• [PASSAGE GIVEN]
Douglas MacArthur
Page 74
And there was Chester Nimitz. He was piped aboard the Missouri from another destroyer, and he and MacArthur had their first face-to-face meeting since the Japanese surrender in the admiral’s cabin.
MacArthur’s manner was friendly and matter-of-fact with everyone, but his face was tense. His doctor could see that he wanted to be alone. MacArthur had another, more pressing mission. He caught Dusty Rhoades’s eye, signaled him to follow him, and left for the captain’s head, or bathroom. With Rhoades guarding the door, MacArthur entered and closed the door. Rhoades could hear him retching inside. That old nervous reaction was back, the one that had nearly paralyzed him before his entrance exam for West Point and had him throwing up on the steps of the White House as army chief of staff.4
Rhoades asked him if he wanted a doctor.
“No, I’ll be all right in a moment,” MacArthur firmly replied.
Then he walked out, turned, and strode toward the deck.
There was history to be made.
—
The surrender was set to take place on the Missouri’s veranda deck, number two gun turret. The assemblage included British, Dutch, Chinese, Russian, and American officers, all in a bewildering variety of uniforms—while the battleship’s entire complement, some 1,100 men, watched from every turret, stair, and vantage point they could find. There was also a microphone, where MacArthur would speak as he oversaw the ceremony—and explain to Americans everywhere by radio hookup not just what was happening, but what it meant.
“Was the day beclouded by mists or trailing clouds?” MacArthur wrote later. “I cannot remember but this I do—the all embracing pride I felt in my country’s monumental victory.”

• [EXERCISE TASK] Retype the passage about MacArthur aboard the Missouri word for word, from its heading through its final line.

• [ENTRIES SHOWN]
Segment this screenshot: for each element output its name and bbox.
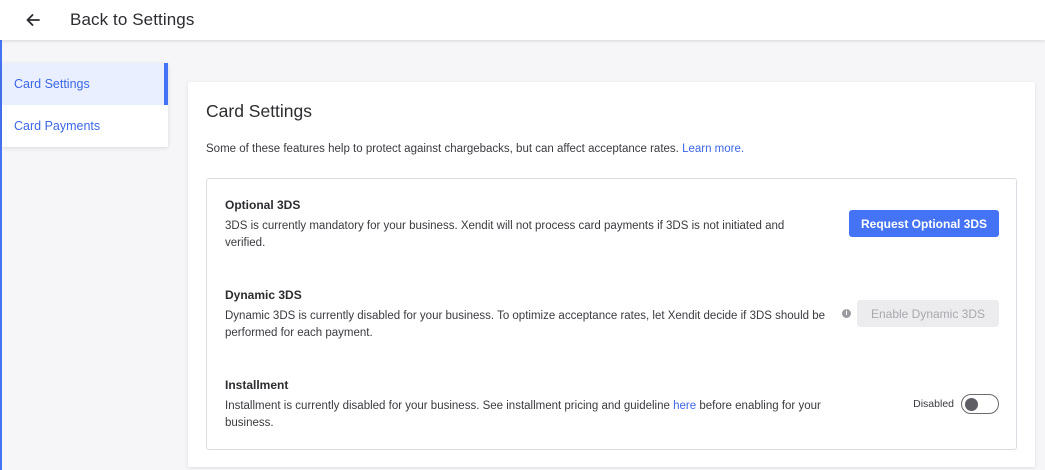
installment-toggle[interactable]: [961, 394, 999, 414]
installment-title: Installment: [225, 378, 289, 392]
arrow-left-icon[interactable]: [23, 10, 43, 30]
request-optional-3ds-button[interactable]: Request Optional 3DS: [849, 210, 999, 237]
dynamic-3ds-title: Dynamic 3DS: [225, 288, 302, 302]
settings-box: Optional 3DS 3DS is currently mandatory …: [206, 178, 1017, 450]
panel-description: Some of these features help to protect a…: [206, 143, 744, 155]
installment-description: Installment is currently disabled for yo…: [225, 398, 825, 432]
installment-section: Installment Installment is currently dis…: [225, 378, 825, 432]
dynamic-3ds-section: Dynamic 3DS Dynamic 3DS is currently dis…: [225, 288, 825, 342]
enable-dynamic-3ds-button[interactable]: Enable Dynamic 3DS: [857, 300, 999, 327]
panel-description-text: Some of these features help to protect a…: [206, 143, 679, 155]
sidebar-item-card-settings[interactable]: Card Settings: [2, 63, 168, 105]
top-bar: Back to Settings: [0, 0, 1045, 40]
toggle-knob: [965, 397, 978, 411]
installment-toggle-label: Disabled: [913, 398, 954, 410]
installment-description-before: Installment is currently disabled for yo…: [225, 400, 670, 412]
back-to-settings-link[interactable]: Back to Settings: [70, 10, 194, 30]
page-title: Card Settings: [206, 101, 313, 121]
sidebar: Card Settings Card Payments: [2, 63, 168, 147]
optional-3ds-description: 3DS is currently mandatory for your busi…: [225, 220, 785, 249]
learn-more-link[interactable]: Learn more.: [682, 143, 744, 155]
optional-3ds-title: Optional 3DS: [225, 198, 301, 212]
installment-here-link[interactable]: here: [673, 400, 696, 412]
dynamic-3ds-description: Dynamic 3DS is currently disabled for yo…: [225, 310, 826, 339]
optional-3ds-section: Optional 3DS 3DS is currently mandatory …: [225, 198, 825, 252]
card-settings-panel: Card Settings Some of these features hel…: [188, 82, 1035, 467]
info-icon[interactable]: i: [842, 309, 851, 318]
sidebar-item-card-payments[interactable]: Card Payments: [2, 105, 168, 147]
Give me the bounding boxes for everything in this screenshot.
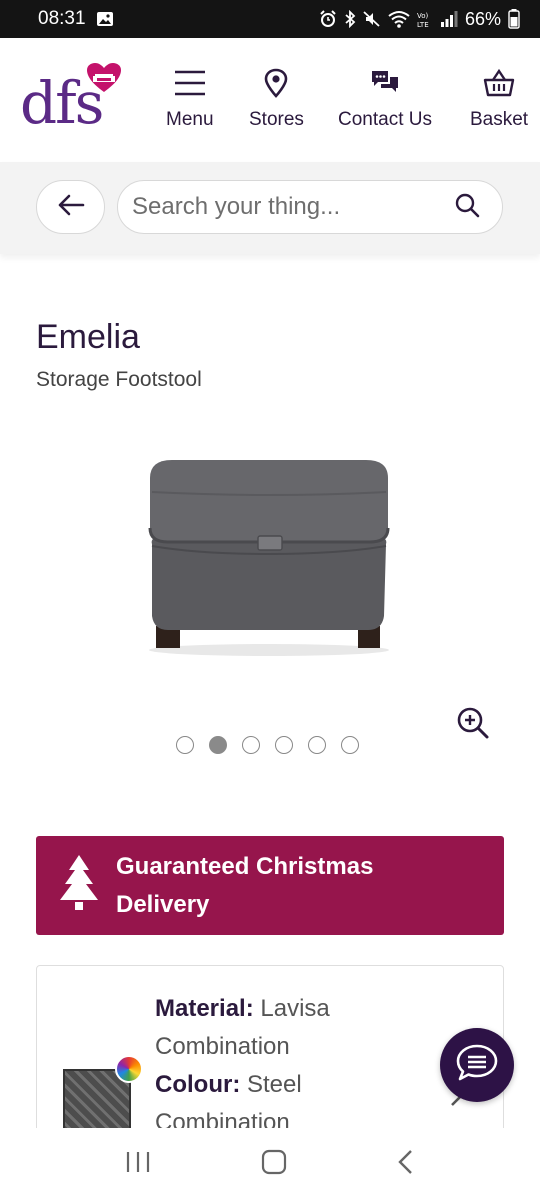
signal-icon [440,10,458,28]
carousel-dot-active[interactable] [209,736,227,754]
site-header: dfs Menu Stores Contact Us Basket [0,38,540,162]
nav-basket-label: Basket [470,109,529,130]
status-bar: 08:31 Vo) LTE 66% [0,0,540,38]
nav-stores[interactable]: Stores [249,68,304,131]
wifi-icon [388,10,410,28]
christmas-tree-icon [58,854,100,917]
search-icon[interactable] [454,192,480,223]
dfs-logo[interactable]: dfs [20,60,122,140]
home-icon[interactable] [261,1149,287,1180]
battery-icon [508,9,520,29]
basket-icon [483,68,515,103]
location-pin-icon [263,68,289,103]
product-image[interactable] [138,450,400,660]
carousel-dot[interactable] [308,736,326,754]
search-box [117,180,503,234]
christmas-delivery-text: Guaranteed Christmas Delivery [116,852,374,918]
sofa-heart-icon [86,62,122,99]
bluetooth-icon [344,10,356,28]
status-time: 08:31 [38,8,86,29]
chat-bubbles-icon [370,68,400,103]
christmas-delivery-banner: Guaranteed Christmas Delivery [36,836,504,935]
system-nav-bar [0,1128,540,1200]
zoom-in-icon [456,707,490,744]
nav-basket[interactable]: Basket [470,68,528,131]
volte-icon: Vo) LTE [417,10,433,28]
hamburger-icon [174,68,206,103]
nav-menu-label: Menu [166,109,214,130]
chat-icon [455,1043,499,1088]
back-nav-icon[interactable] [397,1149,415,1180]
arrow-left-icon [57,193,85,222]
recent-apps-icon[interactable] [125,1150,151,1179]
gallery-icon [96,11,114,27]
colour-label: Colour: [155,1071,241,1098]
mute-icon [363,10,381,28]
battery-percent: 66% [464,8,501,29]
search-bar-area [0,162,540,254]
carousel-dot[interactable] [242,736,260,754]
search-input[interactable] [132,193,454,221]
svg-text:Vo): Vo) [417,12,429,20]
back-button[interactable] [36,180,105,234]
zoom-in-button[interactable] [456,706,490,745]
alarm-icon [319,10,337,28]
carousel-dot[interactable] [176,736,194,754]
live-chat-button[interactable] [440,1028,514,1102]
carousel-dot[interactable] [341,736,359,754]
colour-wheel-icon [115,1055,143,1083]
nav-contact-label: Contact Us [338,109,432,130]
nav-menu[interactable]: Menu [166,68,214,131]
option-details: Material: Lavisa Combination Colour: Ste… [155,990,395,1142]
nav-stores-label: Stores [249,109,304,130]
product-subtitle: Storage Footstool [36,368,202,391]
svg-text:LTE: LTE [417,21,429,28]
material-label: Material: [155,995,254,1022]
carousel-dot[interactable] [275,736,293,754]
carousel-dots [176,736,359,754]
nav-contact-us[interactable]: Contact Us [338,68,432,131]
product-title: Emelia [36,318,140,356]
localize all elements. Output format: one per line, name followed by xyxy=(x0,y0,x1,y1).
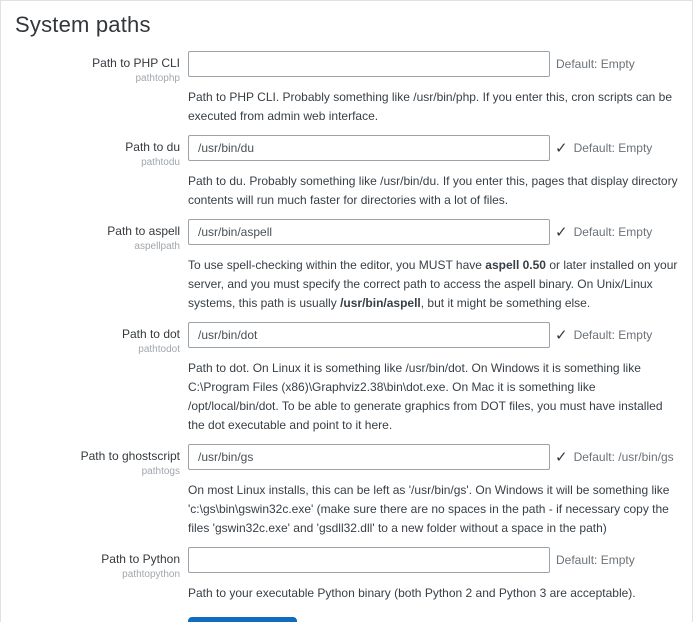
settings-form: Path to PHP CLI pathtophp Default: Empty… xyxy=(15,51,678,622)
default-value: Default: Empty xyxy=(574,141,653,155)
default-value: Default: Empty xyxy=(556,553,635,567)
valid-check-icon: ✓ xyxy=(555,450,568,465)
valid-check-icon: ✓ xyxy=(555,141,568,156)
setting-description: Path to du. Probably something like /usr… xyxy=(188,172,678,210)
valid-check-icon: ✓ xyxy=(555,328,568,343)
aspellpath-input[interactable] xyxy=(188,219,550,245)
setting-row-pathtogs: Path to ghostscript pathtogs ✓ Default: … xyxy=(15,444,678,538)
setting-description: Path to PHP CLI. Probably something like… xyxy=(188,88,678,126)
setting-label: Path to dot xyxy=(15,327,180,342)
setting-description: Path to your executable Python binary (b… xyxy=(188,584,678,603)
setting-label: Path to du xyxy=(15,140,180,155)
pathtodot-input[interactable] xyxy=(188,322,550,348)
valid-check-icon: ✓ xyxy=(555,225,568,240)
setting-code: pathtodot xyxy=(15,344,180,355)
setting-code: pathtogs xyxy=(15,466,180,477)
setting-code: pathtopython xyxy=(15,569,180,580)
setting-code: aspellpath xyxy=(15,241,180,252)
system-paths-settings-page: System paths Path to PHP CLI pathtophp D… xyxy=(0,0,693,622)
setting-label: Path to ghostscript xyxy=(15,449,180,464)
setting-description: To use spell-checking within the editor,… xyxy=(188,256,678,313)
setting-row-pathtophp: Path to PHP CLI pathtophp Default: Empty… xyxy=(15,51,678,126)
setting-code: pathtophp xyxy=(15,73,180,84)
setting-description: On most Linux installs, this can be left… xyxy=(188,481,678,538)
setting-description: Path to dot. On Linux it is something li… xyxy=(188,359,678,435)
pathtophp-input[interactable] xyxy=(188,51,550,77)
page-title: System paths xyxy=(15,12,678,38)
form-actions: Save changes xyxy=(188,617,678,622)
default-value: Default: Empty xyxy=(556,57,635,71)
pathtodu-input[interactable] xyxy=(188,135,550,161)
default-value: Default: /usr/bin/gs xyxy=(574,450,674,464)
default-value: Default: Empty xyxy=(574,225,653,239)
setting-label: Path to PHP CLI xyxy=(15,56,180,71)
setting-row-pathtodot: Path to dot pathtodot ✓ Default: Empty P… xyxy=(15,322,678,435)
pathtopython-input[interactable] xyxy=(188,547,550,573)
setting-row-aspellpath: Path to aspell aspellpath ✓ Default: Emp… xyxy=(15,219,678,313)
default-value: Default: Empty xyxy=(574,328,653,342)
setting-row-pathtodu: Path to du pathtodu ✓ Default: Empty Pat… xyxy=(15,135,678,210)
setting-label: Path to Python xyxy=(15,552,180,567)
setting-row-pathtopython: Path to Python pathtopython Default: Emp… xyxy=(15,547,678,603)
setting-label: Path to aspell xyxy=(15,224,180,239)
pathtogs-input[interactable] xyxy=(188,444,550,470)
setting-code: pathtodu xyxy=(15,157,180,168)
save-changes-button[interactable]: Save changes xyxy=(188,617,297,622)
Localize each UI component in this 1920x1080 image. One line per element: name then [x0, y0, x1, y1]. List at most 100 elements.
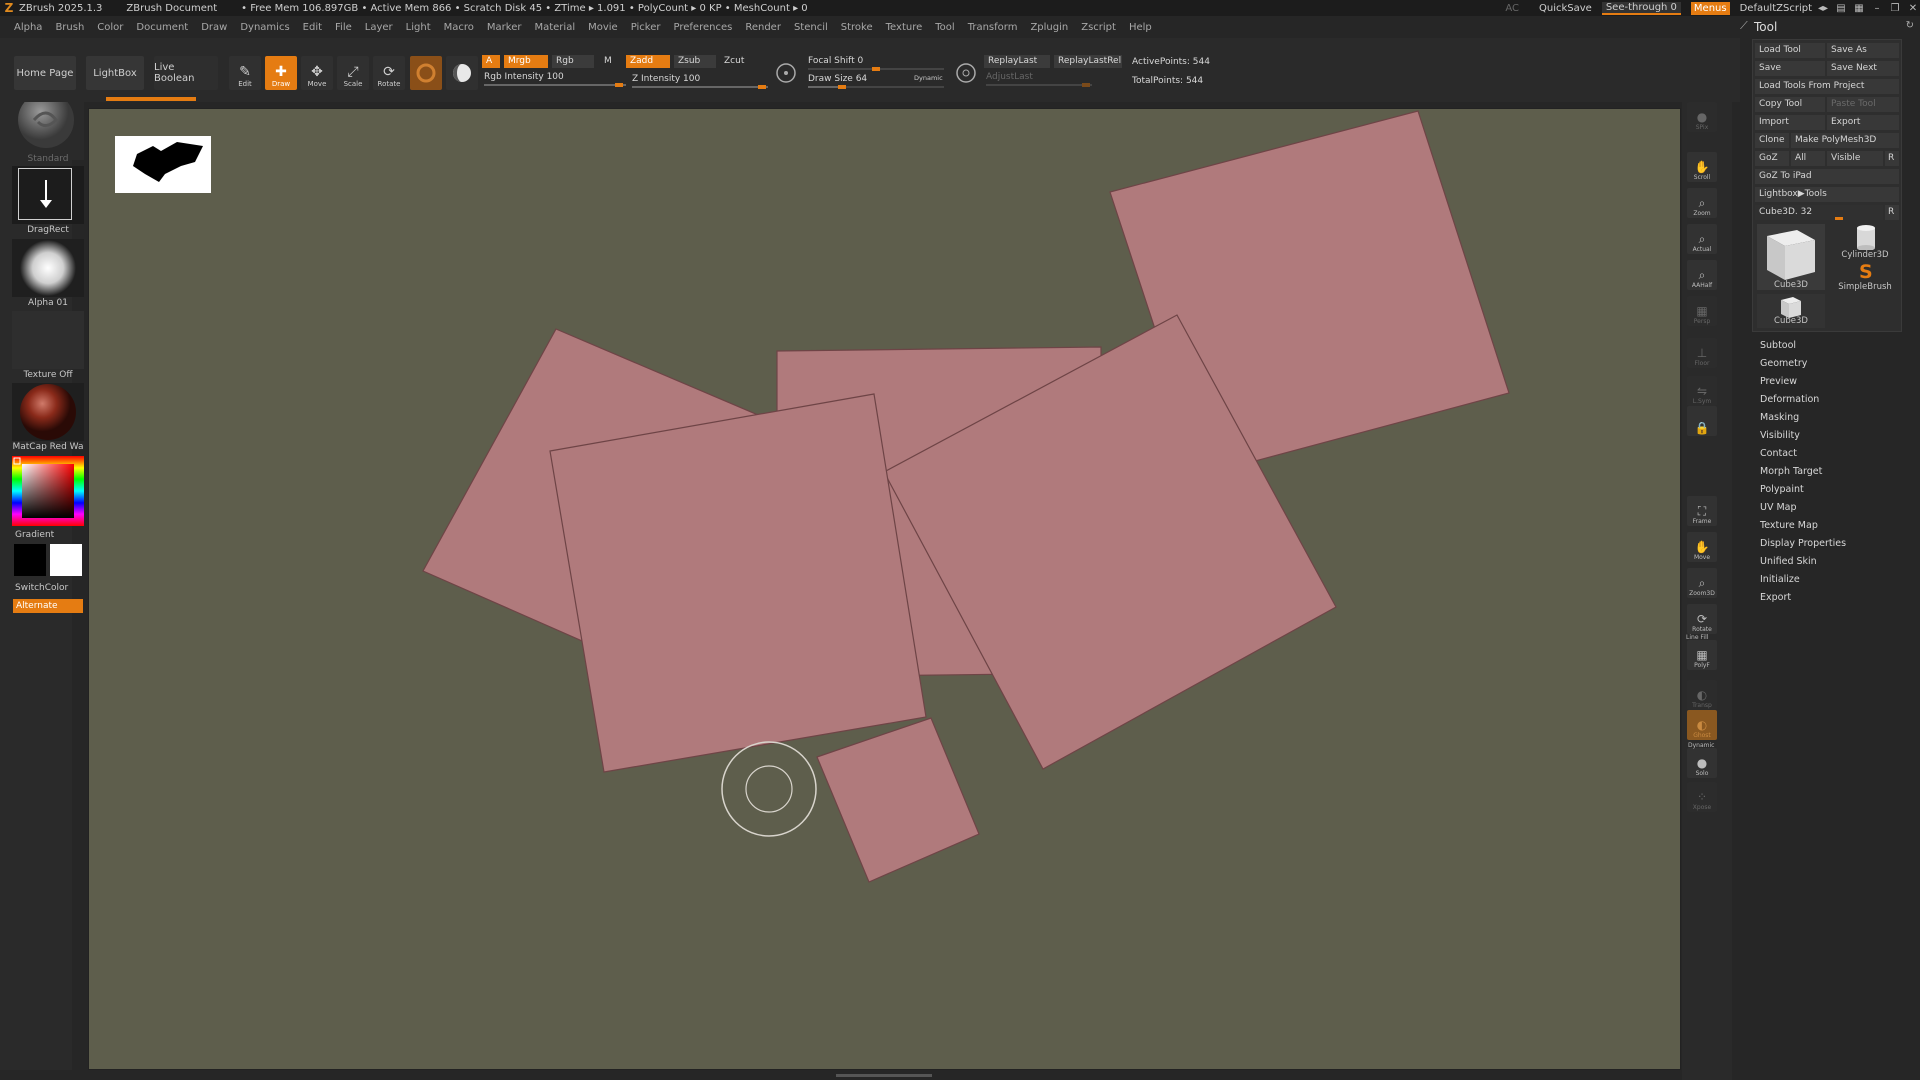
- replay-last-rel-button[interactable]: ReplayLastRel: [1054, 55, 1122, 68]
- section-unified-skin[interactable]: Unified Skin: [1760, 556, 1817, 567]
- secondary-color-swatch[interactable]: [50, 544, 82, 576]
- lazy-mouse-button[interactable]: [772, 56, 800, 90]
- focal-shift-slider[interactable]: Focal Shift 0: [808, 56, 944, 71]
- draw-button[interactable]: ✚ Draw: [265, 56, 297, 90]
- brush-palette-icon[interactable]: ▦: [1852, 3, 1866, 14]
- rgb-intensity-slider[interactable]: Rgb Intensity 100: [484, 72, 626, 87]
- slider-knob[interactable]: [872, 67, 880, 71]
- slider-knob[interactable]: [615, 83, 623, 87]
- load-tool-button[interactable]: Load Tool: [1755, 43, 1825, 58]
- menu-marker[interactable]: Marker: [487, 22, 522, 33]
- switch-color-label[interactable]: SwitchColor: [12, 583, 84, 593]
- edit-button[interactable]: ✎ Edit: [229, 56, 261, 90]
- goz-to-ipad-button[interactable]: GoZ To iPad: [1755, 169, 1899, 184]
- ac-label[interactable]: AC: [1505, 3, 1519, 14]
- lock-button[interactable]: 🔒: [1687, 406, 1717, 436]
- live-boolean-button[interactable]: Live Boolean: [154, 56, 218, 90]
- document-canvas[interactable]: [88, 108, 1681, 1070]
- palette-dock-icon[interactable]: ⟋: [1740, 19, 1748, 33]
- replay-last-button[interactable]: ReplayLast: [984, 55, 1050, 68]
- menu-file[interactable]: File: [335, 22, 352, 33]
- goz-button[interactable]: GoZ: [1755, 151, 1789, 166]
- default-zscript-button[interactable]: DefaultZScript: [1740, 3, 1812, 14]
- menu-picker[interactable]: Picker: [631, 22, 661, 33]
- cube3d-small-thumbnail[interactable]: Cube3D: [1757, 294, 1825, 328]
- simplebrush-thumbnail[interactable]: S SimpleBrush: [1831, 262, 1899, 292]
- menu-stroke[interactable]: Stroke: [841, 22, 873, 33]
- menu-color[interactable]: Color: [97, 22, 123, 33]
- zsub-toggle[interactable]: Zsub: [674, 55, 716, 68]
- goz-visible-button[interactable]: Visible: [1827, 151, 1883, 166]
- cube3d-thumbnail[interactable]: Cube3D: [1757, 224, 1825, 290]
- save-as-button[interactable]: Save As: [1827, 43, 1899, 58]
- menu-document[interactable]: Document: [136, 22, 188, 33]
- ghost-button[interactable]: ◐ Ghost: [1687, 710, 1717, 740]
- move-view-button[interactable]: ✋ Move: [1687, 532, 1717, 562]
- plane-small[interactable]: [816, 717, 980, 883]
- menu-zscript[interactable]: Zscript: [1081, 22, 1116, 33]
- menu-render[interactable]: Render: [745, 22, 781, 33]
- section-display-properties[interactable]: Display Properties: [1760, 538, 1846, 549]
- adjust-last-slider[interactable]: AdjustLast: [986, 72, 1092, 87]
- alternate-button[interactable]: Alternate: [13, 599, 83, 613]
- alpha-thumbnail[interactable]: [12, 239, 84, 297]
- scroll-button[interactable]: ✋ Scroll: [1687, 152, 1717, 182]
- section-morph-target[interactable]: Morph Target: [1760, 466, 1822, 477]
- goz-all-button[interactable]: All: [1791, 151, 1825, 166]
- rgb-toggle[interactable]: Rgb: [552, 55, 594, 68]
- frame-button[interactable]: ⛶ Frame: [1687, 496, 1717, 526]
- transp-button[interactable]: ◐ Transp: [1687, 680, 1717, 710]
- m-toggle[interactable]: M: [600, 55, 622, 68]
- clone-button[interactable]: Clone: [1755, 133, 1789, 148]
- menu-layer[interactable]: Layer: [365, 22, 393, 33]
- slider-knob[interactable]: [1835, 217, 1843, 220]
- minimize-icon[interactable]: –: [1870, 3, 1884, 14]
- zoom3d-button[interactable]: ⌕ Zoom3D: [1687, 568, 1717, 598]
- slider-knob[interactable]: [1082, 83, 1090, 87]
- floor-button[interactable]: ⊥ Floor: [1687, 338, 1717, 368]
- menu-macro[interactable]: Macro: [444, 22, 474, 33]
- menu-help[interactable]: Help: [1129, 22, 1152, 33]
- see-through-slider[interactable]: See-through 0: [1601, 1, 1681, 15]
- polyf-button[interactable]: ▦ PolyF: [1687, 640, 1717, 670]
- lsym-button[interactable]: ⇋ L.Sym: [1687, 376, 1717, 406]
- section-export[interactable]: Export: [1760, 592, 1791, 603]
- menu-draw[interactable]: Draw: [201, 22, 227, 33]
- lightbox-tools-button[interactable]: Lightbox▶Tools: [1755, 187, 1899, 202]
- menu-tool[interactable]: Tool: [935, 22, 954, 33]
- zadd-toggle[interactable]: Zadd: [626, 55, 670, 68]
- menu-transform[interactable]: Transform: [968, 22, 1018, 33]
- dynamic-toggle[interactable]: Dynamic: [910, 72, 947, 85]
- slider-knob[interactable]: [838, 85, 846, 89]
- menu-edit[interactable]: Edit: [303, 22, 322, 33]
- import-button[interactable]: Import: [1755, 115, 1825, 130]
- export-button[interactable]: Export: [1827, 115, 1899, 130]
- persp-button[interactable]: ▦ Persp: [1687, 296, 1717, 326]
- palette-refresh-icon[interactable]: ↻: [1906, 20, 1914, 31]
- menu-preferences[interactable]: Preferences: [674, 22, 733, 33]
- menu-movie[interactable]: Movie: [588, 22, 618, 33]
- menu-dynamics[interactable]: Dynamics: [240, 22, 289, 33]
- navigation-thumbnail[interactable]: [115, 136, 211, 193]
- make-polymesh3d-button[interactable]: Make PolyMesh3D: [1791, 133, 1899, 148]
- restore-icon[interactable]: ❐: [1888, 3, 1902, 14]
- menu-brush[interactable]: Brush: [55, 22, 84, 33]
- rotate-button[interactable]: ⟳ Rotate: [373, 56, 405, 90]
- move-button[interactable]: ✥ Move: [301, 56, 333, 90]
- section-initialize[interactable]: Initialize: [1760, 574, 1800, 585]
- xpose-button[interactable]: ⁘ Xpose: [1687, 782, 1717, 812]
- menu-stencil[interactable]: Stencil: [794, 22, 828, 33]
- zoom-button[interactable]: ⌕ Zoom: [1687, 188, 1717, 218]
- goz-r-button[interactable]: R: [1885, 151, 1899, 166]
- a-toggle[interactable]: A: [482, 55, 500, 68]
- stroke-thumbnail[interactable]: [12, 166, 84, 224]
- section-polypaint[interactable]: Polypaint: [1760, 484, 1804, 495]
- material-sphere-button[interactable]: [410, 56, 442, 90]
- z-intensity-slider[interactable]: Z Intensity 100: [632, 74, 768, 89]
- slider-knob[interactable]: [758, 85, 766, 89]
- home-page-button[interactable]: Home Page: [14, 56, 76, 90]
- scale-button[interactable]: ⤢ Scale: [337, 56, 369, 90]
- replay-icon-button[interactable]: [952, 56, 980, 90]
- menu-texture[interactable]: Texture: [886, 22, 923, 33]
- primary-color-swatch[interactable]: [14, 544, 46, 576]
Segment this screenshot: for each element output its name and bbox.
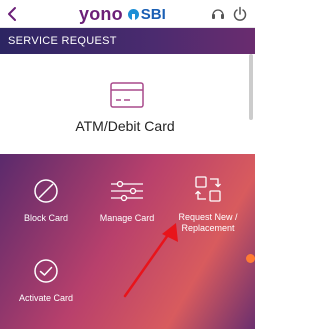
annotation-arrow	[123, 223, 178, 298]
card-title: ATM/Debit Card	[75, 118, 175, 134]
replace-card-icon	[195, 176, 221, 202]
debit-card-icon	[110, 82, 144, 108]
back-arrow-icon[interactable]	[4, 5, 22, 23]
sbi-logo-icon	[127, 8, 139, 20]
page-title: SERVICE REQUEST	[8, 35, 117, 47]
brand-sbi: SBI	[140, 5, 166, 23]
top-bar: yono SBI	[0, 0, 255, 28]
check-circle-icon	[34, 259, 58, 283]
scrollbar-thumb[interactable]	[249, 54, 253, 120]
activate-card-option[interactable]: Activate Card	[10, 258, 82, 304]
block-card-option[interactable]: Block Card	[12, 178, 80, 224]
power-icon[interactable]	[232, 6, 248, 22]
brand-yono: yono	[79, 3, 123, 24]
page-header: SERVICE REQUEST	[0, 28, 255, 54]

• [EXERCISE ANSWER]
Douglas MacArthur
Page 74
And there was Chester Nimitz. He was piped aboard the Missouri from another destroyer, and he and MacArthur had their first face-to-face meeting since the Japanese surrender in the admiral’s cabin.
MacArthur’s manner was friendly and matter-of-fact with everyone, but his face was tense. His doctor could see that he wanted to be alone. MacArthur had another, more pressing mission. He caught Dusty Rhoades’s eye, signaled him to follow him, and left for the captain’s head, or bathroom. With Rhoades guarding the door, MacArthur entered and closed the door. Rhoades could hear him retching inside. That old nervous reaction was back, the one that had nearly paralyzed him before his entrance exam for West Point and had him throwing up on the steps of the White House as army chief of staff.4
Rhoades asked him if he wanted a doctor.
“No, I’ll be all right in a moment,” MacArthur firmly replied.
Then he walked out, turned, and strode toward the deck.
There was history to be made.
—
The surrender was set to take place on the Missouri’s veranda deck, number two gun turret. The assemblage included British, Dutch, Chinese, Russian, and American officers, all in a bewildering variety of uniforms—while the battleship’s entire complement, some 1,100 men, watched from every turret, stair, and vantage point they could find. There was also a microphone, where MacArthur would speak as he oversaw the ceremony—and explain to Americans everywhere by radio hookup not just what was happening, but what it meant.
“Was the day beclouded by mists or trailing clouds?” MacArthur wrote later. “I cannot remember but this I do—the all embracing pride I felt in my country’s monumental victory.”